##### SUPPLIED MATERIAL

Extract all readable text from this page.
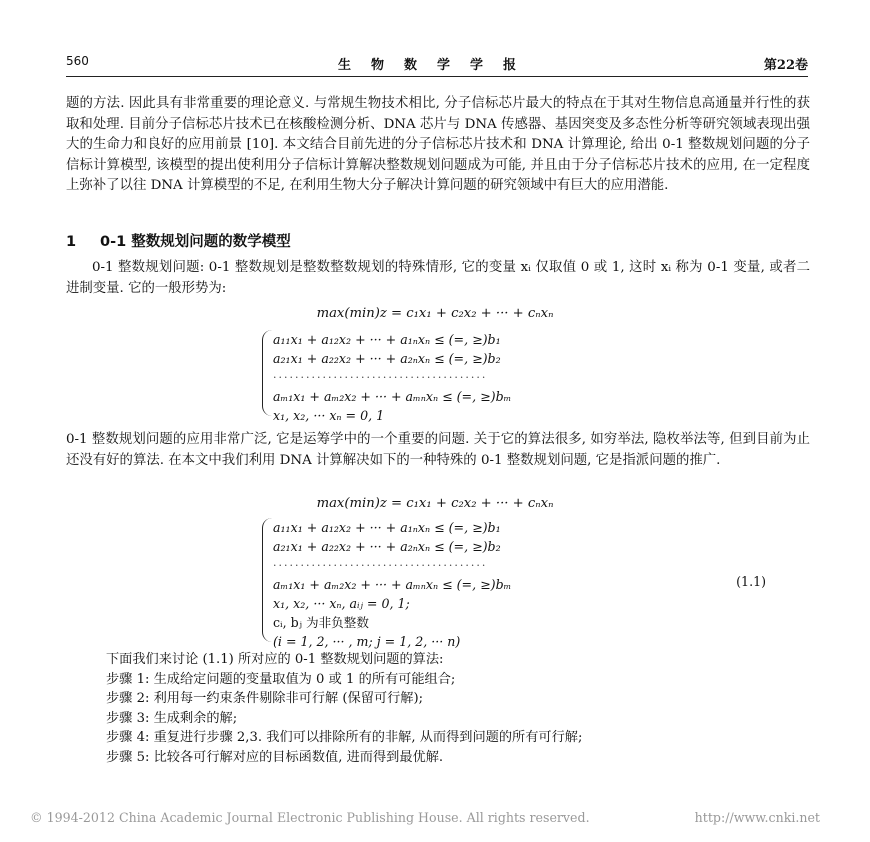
560	生物数学学报	第22卷
题的方法. 因此具有非常重要的理论意义. 与常规生物技术相比, 分子信标芯片最大的特点在于其对生物信息高通量并行性的获取和处理. 目前分子信标芯片技术已在核酸检测分析、DNA 芯片与 DNA 传感器、基因突变及多态性分析等研究领域表现出强大的生命力和良好的应用前景 [10]. 本文结合目前先进的分子信标芯片技术和 DNA 计算理论, 给出 0-1 整数规划问题的分子信标计算模型, 该模型的提出使利用分子信标计算解决整数规划问题成为可能, 并且由于分子信标芯片技术的应用, 在一定程度上弥补了以往 DNA 计算模型的不足, 在利用生物大分子解决计算问题的研究领域中有巨大的应用潜能.
1 0-1 整数规划问题的数学模型
0-1 整数规划问题: 0-1 整数规划是整数整数规划的特殊情形, 它的变量 xᵢ 仅取值 0 或 1, 这时 xᵢ 称为 0-1 变量, 或者二进制变量. 它的一般形势为:
max(min)z = c₁x₁ + c₂x₂ + ··· + cₙxₙ
a₁₁x₁ + a₁₂x₂ + ··· + a₁ₙxₙ ≤ (=, ≥)b₁
a₂₁x₁ + a₂₂x₂ + ··· + a₂ₙxₙ ≤ (=, ≥)b₂
·······································
aₘ₁x₁ + aₘ₂x₂ + ··· + aₘₙxₙ ≤ (=, ≥)bₘ
x₁, x₂, ··· xₙ = 0, 1
0-1 整数规划问题的应用非常广泛, 它是运筹学中的一个重要的问题. 关于它的算法很多, 如穷举法, 隐枚举法等, 但到目前为止还没有好的算法. 在本文中我们利用 DNA 计算解决如下的一种特殊的 0-1 整数规划问题, 它是指派问题的推广.
max(min)z = c₁x₁ + c₂x₂ + ··· + cₙxₙ
a₁₁x₁ + a₁₂x₂ + ··· + a₁ₙxₙ ≤ (=, ≥)b₁
a₂₁x₁ + a₂₂x₂ + ··· + a₂ₙxₙ ≤ (=, ≥)b₂
·······································
aₘ₁x₁ + aₘ₂x₂ + ··· + aₘₙxₙ ≤ (=, ≥)bₘ
x₁, x₂, ··· xₙ, aᵢⱼ = 0, 1;
cᵢ, bⱼ 为非负整数
(i = 1, 2, ··· , m; j = 1, 2, ··· n)
(1.1)
下面我们来讨论 (1.1) 所对应的 0-1 整数规划问题的算法:
步骤 1: 生成给定问题的变量取值为 0 或 1 的所有可能组合;
步骤 2: 利用每一约束条件剔除非可行解 (保留可行解);
步骤 3: 生成剩余的解;
步骤 4: 重复进行步骤 2,3. 我们可以排除所有的非解, 从而得到问题的所有可行解;
步骤 5: 比较各可行解对应的目标函数值, 进而得到最优解.
© 1994-2012 China Academic Journal Electronic Publishing House. All rights reserved.	http://www.cnki.net
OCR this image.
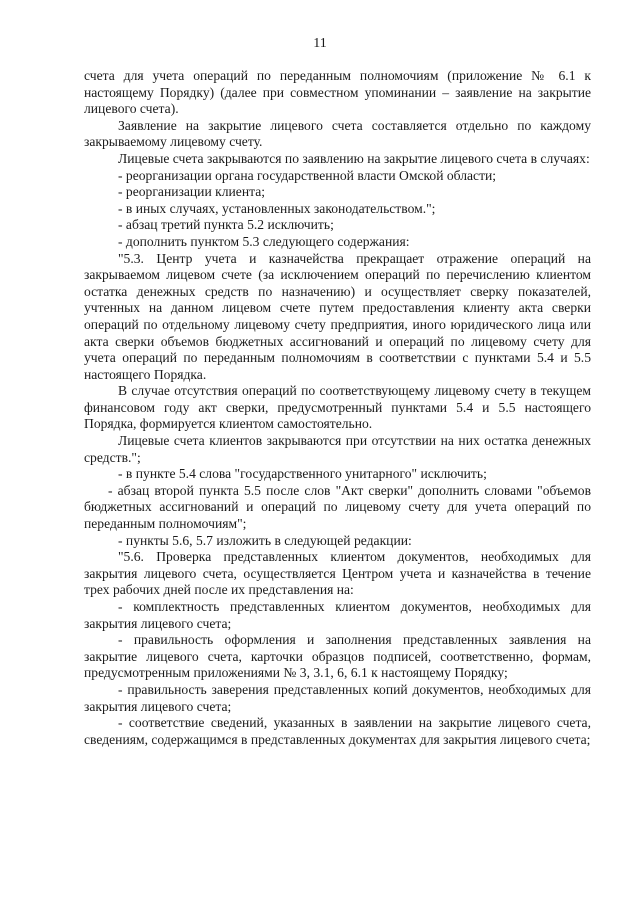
11

счета для учета операций по переданным полномочиям (приложение № 6.1 к настоящему Порядку) (далее при совместном упоминании – заявление на закрытие лицевого счета).

Заявление на закрытие лицевого счета составляется отдельно по каждому закрываемому лицевому счету.

Лицевые счета закрываются по заявлению на закрытие лицевого счета в случаях:

- реорганизации органа государственной власти Омской области;

- реорганизации клиента;

- в иных случаях, установленных законодательством.";

- абзац третий пункта 5.2 исключить;

- дополнить пунктом 5.3 следующего содержания:

"5.3. Центр учета и казначейства прекращает отражение операций на закрываемом лицевом счете (за исключением операций по перечислению клиентом остатка денежных средств по назначению) и осуществляет сверку показателей, учтенных на данном лицевом счете путем предоставления клиенту акта сверки операций по отдельному лицевому счету предприятия, иного юридического лица или акта сверки объемов бюджетных ассигнований и операций по лицевому счету для учета операций по переданным полномочиям в соответствии с пунктами 5.4 и 5.5 настоящего Порядка.

В случае отсутствия операций по соответствующему лицевому счету в текущем финансовом году акт сверки, предусмотренный пунктами 5.4 и 5.5 настоящего Порядка, формируется клиентом самостоятельно.

Лицевые счета клиентов закрываются при отсутствии на них остатка денежных средств.";

- в пункте 5.4 слова "государственного унитарного" исключить;

- абзац второй пункта 5.5 после слов "Акт сверки" дополнить словами "объемов бюджетных ассигнований и операций по лицевому счету для учета операций по переданным полномочиям";

- пункты 5.6, 5.7 изложить в следующей редакции:

"5.6. Проверка представленных клиентом документов, необходимых для закрытия лицевого счета, осуществляется Центром учета и казначейства в течение трех рабочих дней после их представления на:

- комплектность представленных клиентом документов, необходимых для закрытия лицевого счета;

- правильность оформления и заполнения представленных заявления на закрытие лицевого счета, карточки образцов подписей, соответственно, формам, предусмотренным приложениями № 3, 3.1, 6, 6.1 к настоящему Порядку;

- правильность заверения представленных копий документов, необходимых для закрытия лицевого счета;

- соответствие сведений, указанных в заявлении на закрытие лицевого счета, сведениям, содержащимся в представленных документах для закрытия лицевого счета;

##########

DIRECTIONS FOR THIS TASK
Return every line of the records exactly as given, pictures excluded.

RESPONSE TO THIS EXERCISE
Extract all readable text from this page.
560	生物数学学报	第22卷
题的方法. 因此具有非常重要的理论意义. 与常规生物技术相比, 分子信标芯片最大的特点在于其对生物信息高通量并行性的获取和处理. 目前分子信标芯片技术已在核酸检测分析、DNA 芯片与 DNA 传感器、基因突变及多态性分析等研究领域表现出强大的生命力和良好的应用前景 [10]. 本文结合目前先进的分子信标芯片技术和 DNA 计算理论, 给出 0-1 整数规划问题的分子信标计算模型, 该模型的提出使利用分子信标计算解决整数规划问题成为可能, 并且由于分子信标芯片技术的应用, 在一定程度上弥补了以往 DNA 计算模型的不足, 在利用生物大分子解决计算问题的研究领域中有巨大的应用潜能.
1 0-1 整数规划问题的数学模型
0-1 整数规划问题: 0-1 整数规划是整数整数规划的特殊情形, 它的变量 xᵢ 仅取值 0 或 1, 这时 xᵢ 称为 0-1 变量, 或者二进制变量. 它的一般形势为:
max(min)z = c₁x₁ + c₂x₂ + ··· + cₙxₙ
a₁₁x₁ + a₁₂x₂ + ··· + a₁ₙxₙ ≤ (=, ≥)b₁
a₂₁x₁ + a₂₂x₂ + ··· + a₂ₙxₙ ≤ (=, ≥)b₂
·······································
aₘ₁x₁ + aₘ₂x₂ + ··· + aₘₙxₙ ≤ (=, ≥)bₘ
x₁, x₂, ··· xₙ = 0, 1
0-1 整数规划问题的应用非常广泛, 它是运筹学中的一个重要的问题. 关于它的算法很多, 如穷举法, 隐枚举法等, 但到目前为止还没有好的算法. 在本文中我们利用 DNA 计算解决如下的一种特殊的 0-1 整数规划问题, 它是指派问题的推广.
max(min)z = c₁x₁ + c₂x₂ + ··· + cₙxₙ
a₁₁x₁ + a₁₂x₂ + ··· + a₁ₙxₙ ≤ (=, ≥)b₁
a₂₁x₁ + a₂₂x₂ + ··· + a₂ₙxₙ ≤ (=, ≥)b₂
·······································
aₘ₁x₁ + aₘ₂x₂ + ··· + aₘₙxₙ ≤ (=, ≥)bₘ
x₁, x₂, ··· xₙ, aᵢⱼ = 0, 1;
cᵢ, bⱼ 为非负整数
(i = 1, 2, ··· , m; j = 1, 2, ··· n)
(1.1)
下面我们来讨论 (1.1) 所对应的 0-1 整数规划问题的算法:
步骤 1: 生成给定问题的变量取值为 0 或 1 的所有可能组合;
步骤 2: 利用每一约束条件剔除非可行解 (保留可行解);
步骤 3: 生成剩余的解;
步骤 4: 重复进行步骤 2,3. 我们可以排除所有的非解, 从而得到问题的所有可行解;
步骤 5: 比较各可行解对应的目标函数值, 进而得到最优解.
© 1994-2012 China Academic Journal Electronic Publishing House. All rights reserved.	http://www.cnki.net
OCR this image.
11

счета для учета операций по переданным полномочиям (приложение № 6.1 к настоящему Порядку) (далее при совместном упоминании – заявление на закрытие лицевого счета).

Заявление на закрытие лицевого счета составляется отдельно по каждому закрываемому лицевому счету.

Лицевые счета закрываются по заявлению на закрытие лицевого счета в случаях:

- реорганизации органа государственной власти Омской области;

- реорганизации клиента;

- в иных случаях, установленных законодательством.";

- абзац третий пункта 5.2 исключить;

- дополнить пунктом 5.3 следующего содержания:

"5.3. Центр учета и казначейства прекращает отражение операций на закрываемом лицевом счете (за исключением операций по перечислению клиентом остатка денежных средств по назначению) и осуществляет сверку показателей, учтенных на данном лицевом счете путем предоставления клиенту акта сверки операций по отдельному лицевому счету предприятия, иного юридического лица или акта сверки объемов бюджетных ассигнований и операций по лицевому счету для учета операций по переданным полномочиям в соответствии с пунктами 5.4 и 5.5 настоящего Порядка.

В случае отсутствия операций по соответствующему лицевому счету в текущем финансовом году акт сверки, предусмотренный пунктами 5.4 и 5.5 настоящего Порядка, формируется клиентом самостоятельно.

Лицевые счета клиентов закрываются при отсутствии на них остатка денежных средств.";

- в пункте 5.4 слова "государственного унитарного" исключить;

- абзац второй пункта 5.5 после слов "Акт сверки" дополнить словами "объемов бюджетных ассигнований и операций по лицевому счету для учета операций по переданным полномочиям";

- пункты 5.6, 5.7 изложить в следующей редакции:

"5.6. Проверка представленных клиентом документов, необходимых для закрытия лицевого счета, осуществляется Центром учета и казначейства в течение трех рабочих дней после их представления на:

- комплектность представленных клиентом документов, необходимых для закрытия лицевого счета;

- правильность оформления и заполнения представленных заявления на закрытие лицевого счета, карточки образцов подписей, соответственно, формам, предусмотренным приложениями № 3, 3.1, 6, 6.1 к настоящему Порядку;

- правильность заверения представленных копий документов, необходимых для закрытия лицевого счета;

- соответствие сведений, указанных в заявлении на закрытие лицевого счета, сведениям, содержащимся в представленных документах для закрытия лицевого счета;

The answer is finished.